§ Given exercise:
Find the lines holding the string "color" in the data, then copy all of them.

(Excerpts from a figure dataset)
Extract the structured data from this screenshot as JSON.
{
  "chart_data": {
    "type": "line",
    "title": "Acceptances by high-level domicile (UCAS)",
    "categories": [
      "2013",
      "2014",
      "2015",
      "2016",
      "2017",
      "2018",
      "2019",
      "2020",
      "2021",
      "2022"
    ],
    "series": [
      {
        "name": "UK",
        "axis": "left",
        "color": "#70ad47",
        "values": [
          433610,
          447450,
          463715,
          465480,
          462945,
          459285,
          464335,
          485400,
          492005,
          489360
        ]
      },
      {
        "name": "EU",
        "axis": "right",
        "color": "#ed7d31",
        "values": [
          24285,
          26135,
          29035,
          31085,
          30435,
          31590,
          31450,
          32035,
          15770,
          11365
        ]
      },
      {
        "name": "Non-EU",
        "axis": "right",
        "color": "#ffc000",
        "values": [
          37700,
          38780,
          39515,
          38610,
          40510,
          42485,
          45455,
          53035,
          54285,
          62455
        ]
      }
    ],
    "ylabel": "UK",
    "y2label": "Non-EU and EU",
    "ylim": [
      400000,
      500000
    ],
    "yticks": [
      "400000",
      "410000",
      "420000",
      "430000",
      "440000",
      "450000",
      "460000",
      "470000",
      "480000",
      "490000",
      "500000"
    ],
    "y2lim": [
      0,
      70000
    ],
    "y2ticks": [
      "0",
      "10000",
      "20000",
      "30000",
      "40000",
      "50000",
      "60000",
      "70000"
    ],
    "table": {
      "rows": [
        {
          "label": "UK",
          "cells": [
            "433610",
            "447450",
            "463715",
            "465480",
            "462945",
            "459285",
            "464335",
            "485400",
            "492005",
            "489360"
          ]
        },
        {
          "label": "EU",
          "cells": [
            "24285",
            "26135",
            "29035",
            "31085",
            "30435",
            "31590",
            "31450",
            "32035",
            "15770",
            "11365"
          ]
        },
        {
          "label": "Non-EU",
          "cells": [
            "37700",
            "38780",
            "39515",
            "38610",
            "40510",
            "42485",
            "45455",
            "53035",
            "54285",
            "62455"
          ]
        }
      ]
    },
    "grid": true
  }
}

§ Written answer:
        "color": "#70ad47",
        "color": "#ed7d31",
        "color": "#ffc000",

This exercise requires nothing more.